Directions
Return every line from the records below with the string "Remaining".

Material provided

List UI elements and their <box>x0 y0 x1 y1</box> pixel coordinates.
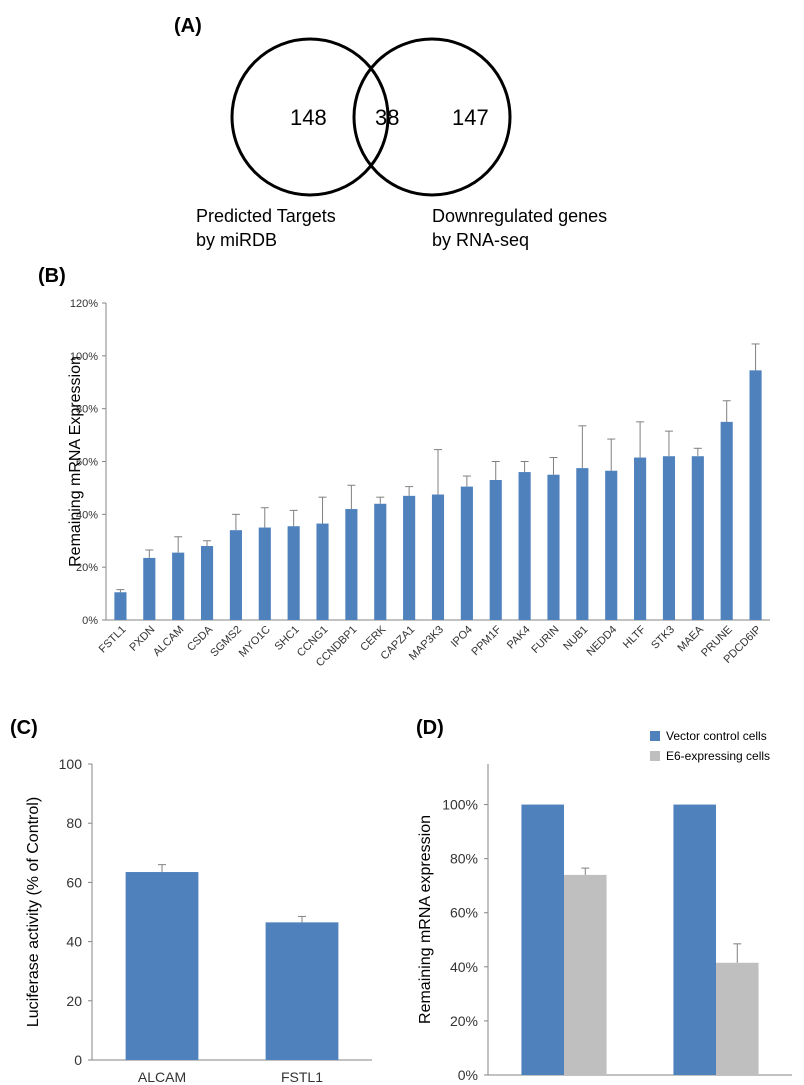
chart-b-x-tick-label: FSTL1 <box>97 624 129 656</box>
chart-d-x-tick-label: FSTL1 <box>695 1082 737 1085</box>
venn-left-count: 148 <box>290 105 327 130</box>
chart-c-bar-fstl1 <box>265 922 339 1060</box>
chart-c-y-tick-label: 60 <box>66 874 82 890</box>
chart-b-bar-nedd4 <box>605 470 618 620</box>
chart-b-y-tick-label: 100% <box>70 351 98 363</box>
chart-c-x-tick-label: FSTL1 <box>281 1069 323 1085</box>
venn-overlap-count: 38 <box>375 105 399 130</box>
panel-label-a: (A) <box>174 15 202 37</box>
chart-d-y-tick-label: 60% <box>450 905 478 921</box>
chart-b-bar-csda <box>200 546 214 620</box>
chart-c-y-axis-title: Luciferase activity (% of Control) <box>25 797 42 1027</box>
chart-b-x-tick-label: STK3 <box>649 624 677 652</box>
chart-d-bar-alcam-series-2 <box>564 874 607 1075</box>
chart-b-bar-prune <box>720 421 733 620</box>
chart-d-y-tick-label: 80% <box>450 851 478 867</box>
chart-d-y-axis-title: Remaining mRNA expression <box>417 815 434 1024</box>
chart-c-y-tick-label: 40 <box>66 934 82 950</box>
chart-b-y-tick-label: 40% <box>76 509 98 521</box>
chart-b-bar-hltf <box>634 457 647 620</box>
chart-b-x-tick-label: NEDD4 <box>584 624 619 659</box>
chart-b-bar-map3k3 <box>431 494 445 620</box>
chart-d-y-tick-label: 0% <box>458 1067 478 1083</box>
chart-b-y-tick-label: 60% <box>76 457 98 469</box>
chart-c-y-tick-label: 100 <box>59 756 83 772</box>
chart-b-bar-alcam <box>172 552 185 620</box>
venn-right-caption-2: by RNA-seq <box>432 230 529 250</box>
chart-b-bar-myo1c <box>258 527 271 620</box>
chart-b-x-tick-label: HLTF <box>621 623 649 651</box>
chart-b-bar-pak4 <box>518 472 531 620</box>
chart-b-bar-cerk <box>374 503 387 620</box>
panel-label-b: (B) <box>38 265 66 287</box>
chart-b-bar-shc1 <box>287 526 300 620</box>
venn-right-circle <box>352 37 512 197</box>
chart-b-y-tick-label: 80% <box>76 404 98 416</box>
chart-b-bar-ccng1 <box>316 523 329 620</box>
chart-b-bar-stk3 <box>662 456 676 620</box>
chart-b-x-tick-label: PPM1F <box>469 623 504 658</box>
chart-b-bar-sgms2 <box>229 530 242 620</box>
venn-left-caption-2: by miRDB <box>196 230 277 250</box>
chart-b-bar-ccndbp1 <box>345 509 358 620</box>
chart-b-bar-ppm1f <box>489 479 502 620</box>
chart-b: (B) 0%20%40%60%80%100%120%FSTL1PXDNALCAM… <box>38 265 770 669</box>
chart-b-bar-fstl1 <box>114 592 127 620</box>
chart-b-bar-nub1 <box>576 468 589 620</box>
panel-label-d: (D) <box>416 717 444 739</box>
chart-c-bar-alcam <box>125 872 199 1060</box>
chart-b-x-tick-label: MYO1C <box>237 624 273 660</box>
chart-c-x-tick-label: ALCAM <box>138 1069 186 1085</box>
venn-left-caption-1: Predicted Targets <box>196 206 336 226</box>
chart-b-bar-pxdn <box>143 557 156 620</box>
chart-b-bar-pdcd6ip <box>749 370 762 620</box>
chart-b-bar-maea <box>691 456 704 620</box>
chart-d-bar-fstl1-series-2 <box>716 962 759 1075</box>
chart-b-bar-ipo4 <box>460 486 473 620</box>
chart-d-legend-swatch-2 <box>650 751 660 761</box>
chart-d-legend-swatch-1 <box>650 731 660 741</box>
chart-b-x-tick-label: ALCAM <box>151 624 186 659</box>
chart-b-y-tick-label: 120% <box>70 298 98 310</box>
chart-c-y-tick-label: 80 <box>66 815 82 831</box>
panel-label-c: (C) <box>10 717 38 739</box>
chart-c: (C) 0 20 40 60 80 100 ALCAM FSTL1 Luciferase act… <box>10 717 372 1085</box>
chart-d-legend-label-2: E6-expressing cells <box>666 749 770 763</box>
chart-d-bar-alcam-series-1 <box>521 804 564 1075</box>
chart-c-y-tick-label: 0 <box>74 1052 82 1068</box>
chart-b-y-tick-label: 20% <box>76 562 98 574</box>
chart-c-y-tick-label: 20 <box>66 993 82 1009</box>
chart-b-x-tick-label: FURIN <box>529 624 561 656</box>
chart-b-y-axis-title: Remaining mRNA Expression <box>67 356 84 567</box>
chart-b-x-tick-label: IPO4 <box>449 624 475 650</box>
chart-d-bar-fstl1-series-1 <box>673 804 716 1075</box>
chart-d-y-tick-label: 20% <box>450 1013 478 1029</box>
venn-left-circle <box>230 37 390 197</box>
chart-d-y-tick-label: 100% <box>442 797 478 813</box>
chart-d-legend-label-1: Vector control cells <box>666 729 767 743</box>
venn-right-count: 147 <box>452 105 489 130</box>
chart-d-y-tick-label: 40% <box>450 959 478 975</box>
venn-panel: (A) 148 38 147 Predicted Targets by miRD… <box>174 15 607 250</box>
chart-b-y-tick-label: 0% <box>82 615 98 627</box>
chart-b-bar-furin <box>547 474 560 620</box>
chart-d-x-tick-label: ALCAM <box>540 1082 588 1085</box>
chart-d: (D) 0% 20% 40% 60% 80% 100% ALCAM FSTL1 Remainin… <box>416 717 792 1085</box>
chart-b-bar-capza1 <box>403 495 416 620</box>
venn-right-caption-1: Downregulated genes <box>432 206 607 226</box>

Exercise solution
chart-d-y-axis-title: Remaining mRNA expression <box>417 815 434 1024</box>
chart-b-y-axis-title: Remaining mRNA Expression <box>67 356 84 567</box>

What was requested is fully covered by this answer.